**Objective:** Without including any images, reproduce each entry exactly.

**Figure record extracts:**

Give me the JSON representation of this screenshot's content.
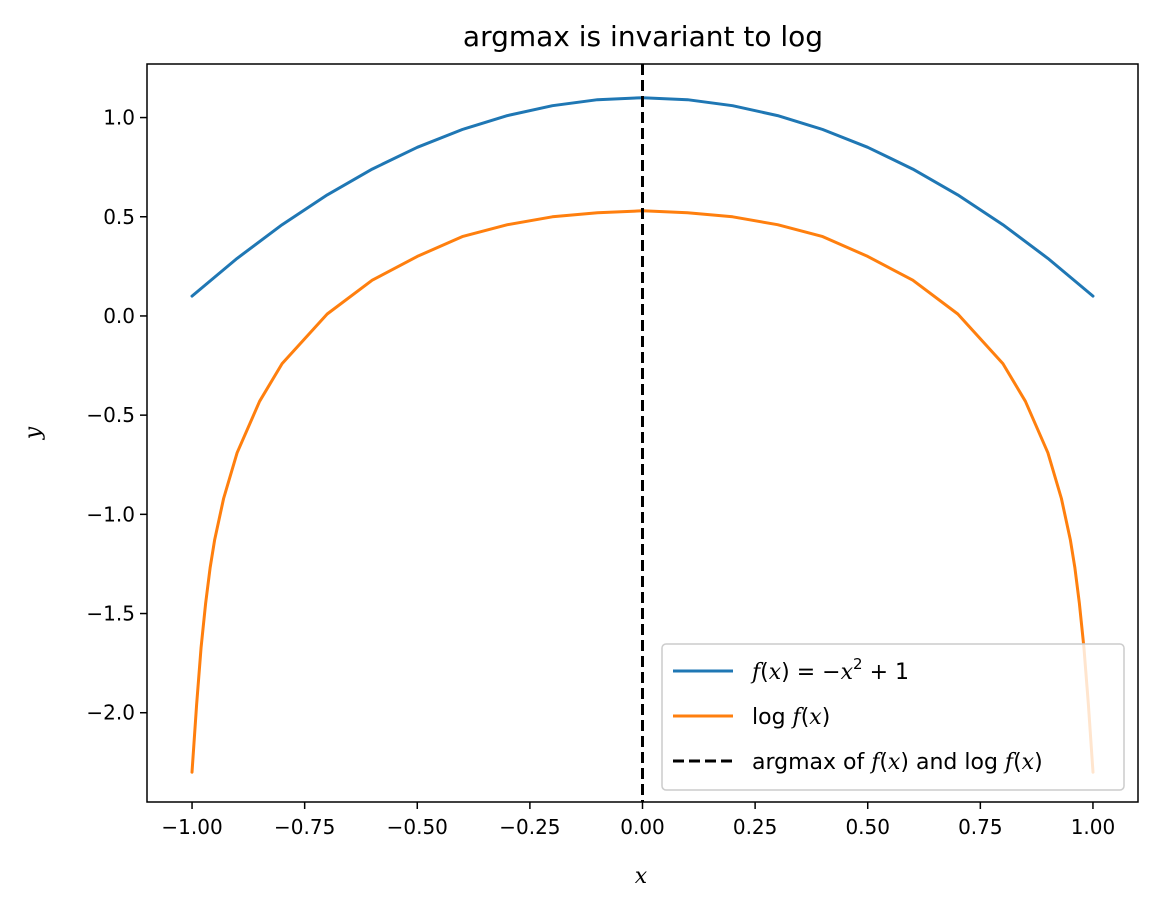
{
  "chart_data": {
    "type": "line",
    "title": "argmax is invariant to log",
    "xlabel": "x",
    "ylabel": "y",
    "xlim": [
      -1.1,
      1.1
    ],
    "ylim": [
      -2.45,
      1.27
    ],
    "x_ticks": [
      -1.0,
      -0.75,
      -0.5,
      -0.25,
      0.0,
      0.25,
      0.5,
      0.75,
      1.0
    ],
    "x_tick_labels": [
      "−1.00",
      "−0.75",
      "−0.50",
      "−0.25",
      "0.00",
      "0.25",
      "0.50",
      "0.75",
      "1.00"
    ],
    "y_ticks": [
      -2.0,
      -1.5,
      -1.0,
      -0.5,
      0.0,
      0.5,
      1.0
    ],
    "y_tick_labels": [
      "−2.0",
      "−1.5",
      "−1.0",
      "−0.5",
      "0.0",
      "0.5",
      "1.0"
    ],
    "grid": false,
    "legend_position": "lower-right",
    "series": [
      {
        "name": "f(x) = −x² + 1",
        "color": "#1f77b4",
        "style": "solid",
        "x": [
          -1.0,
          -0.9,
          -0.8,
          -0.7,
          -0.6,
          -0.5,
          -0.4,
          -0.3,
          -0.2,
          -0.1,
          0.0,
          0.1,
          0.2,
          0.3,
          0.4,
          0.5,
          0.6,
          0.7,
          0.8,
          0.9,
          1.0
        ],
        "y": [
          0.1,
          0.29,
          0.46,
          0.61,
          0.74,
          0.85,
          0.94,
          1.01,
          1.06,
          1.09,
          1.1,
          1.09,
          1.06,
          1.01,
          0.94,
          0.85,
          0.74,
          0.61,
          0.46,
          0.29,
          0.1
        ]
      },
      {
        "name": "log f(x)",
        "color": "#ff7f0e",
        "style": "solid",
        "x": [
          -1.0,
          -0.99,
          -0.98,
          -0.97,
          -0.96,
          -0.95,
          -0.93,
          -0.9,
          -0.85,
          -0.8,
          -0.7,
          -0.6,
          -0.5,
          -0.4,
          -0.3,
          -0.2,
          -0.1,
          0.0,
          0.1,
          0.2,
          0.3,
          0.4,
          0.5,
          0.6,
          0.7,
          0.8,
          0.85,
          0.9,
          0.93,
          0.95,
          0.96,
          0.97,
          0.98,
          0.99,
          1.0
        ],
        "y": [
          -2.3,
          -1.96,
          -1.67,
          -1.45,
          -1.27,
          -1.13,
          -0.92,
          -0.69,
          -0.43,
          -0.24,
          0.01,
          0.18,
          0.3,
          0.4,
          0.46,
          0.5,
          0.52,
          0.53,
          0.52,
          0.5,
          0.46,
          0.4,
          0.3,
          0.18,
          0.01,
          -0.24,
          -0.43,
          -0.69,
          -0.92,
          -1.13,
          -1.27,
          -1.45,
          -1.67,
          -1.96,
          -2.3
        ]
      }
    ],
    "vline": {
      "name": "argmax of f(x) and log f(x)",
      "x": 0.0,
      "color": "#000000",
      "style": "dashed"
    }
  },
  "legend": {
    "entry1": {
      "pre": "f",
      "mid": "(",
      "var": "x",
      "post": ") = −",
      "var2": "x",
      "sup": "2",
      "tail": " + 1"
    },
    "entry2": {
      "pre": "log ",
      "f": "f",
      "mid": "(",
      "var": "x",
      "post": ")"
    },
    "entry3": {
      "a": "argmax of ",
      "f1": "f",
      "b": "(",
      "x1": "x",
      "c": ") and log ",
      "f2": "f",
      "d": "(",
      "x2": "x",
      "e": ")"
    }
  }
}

**The reply:**
Give me the JSON representation of this screenshot's content.
{
  "chart_data": {
    "type": "line",
    "title": "argmax is invariant to log",
    "xlabel": "x",
    "ylabel": "y",
    "xlim": [
      -1.1,
      1.1
    ],
    "ylim": [
      -2.45,
      1.27
    ],
    "x_ticks": [
      -1.0,
      -0.75,
      -0.5,
      -0.25,
      0.0,
      0.25,
      0.5,
      0.75,
      1.0
    ],
    "x_tick_labels": [
      "−1.00",
      "−0.75",
      "−0.50",
      "−0.25",
      "0.00",
      "0.25",
      "0.50",
      "0.75",
      "1.00"
    ],
    "y_ticks": [
      -2.0,
      -1.5,
      -1.0,
      -0.5,
      0.0,
      0.5,
      1.0
    ],
    "y_tick_labels": [
      "−2.0",
      "−1.5",
      "−1.0",
      "−0.5",
      "0.0",
      "0.5",
      "1.0"
    ],
    "grid": false,
    "legend_position": "lower-right",
    "series": [
      {
        "name": "f(x) = −x² + 1",
        "color": "#1f77b4",
        "style": "solid",
        "x": [
          -1.0,
          -0.9,
          -0.8,
          -0.7,
          -0.6,
          -0.5,
          -0.4,
          -0.3,
          -0.2,
          -0.1,
          0.0,
          0.1,
          0.2,
          0.3,
          0.4,
          0.5,
          0.6,
          0.7,
          0.8,
          0.9,
          1.0
        ],
        "y": [
          0.1,
          0.29,
          0.46,
          0.61,
          0.74,
          0.85,
          0.94,
          1.01,
          1.06,
          1.09,
          1.1,
          1.09,
          1.06,
          1.01,
          0.94,
          0.85,
          0.74,
          0.61,
          0.46,
          0.29,
          0.1
        ]
      },
      {
        "name": "log f(x)",
        "color": "#ff7f0e",
        "style": "solid",
        "x": [
          -1.0,
          -0.99,
          -0.98,
          -0.97,
          -0.96,
          -0.95,
          -0.93,
          -0.9,
          -0.85,
          -0.8,
          -0.7,
          -0.6,
          -0.5,
          -0.4,
          -0.3,
          -0.2,
          -0.1,
          0.0,
          0.1,
          0.2,
          0.3,
          0.4,
          0.5,
          0.6,
          0.7,
          0.8,
          0.85,
          0.9,
          0.93,
          0.95,
          0.96,
          0.97,
          0.98,
          0.99,
          1.0
        ],
        "y": [
          -2.3,
          -1.96,
          -1.67,
          -1.45,
          -1.27,
          -1.13,
          -0.92,
          -0.69,
          -0.43,
          -0.24,
          0.01,
          0.18,
          0.3,
          0.4,
          0.46,
          0.5,
          0.52,
          0.53,
          0.52,
          0.5,
          0.46,
          0.4,
          0.3,
          0.18,
          0.01,
          -0.24,
          -0.43,
          -0.69,
          -0.92,
          -1.13,
          -1.27,
          -1.45,
          -1.67,
          -1.96,
          -2.3
        ]
      }
    ],
    "vline": {
      "name": "argmax of f(x) and log f(x)",
      "x": 0.0,
      "color": "#000000",
      "style": "dashed"
    }
  },
  "legend": {
    "entry1": {
      "pre": "f",
      "mid": "(",
      "var": "x",
      "post": ") = −",
      "var2": "x",
      "sup": "2",
      "tail": " + 1"
    },
    "entry2": {
      "pre": "log ",
      "f": "f",
      "mid": "(",
      "var": "x",
      "post": ")"
    },
    "entry3": {
      "a": "argmax of ",
      "f1": "f",
      "b": "(",
      "x1": "x",
      "c": ") and log ",
      "f2": "f",
      "d": "(",
      "x2": "x",
      "e": ")"
    }
  }
}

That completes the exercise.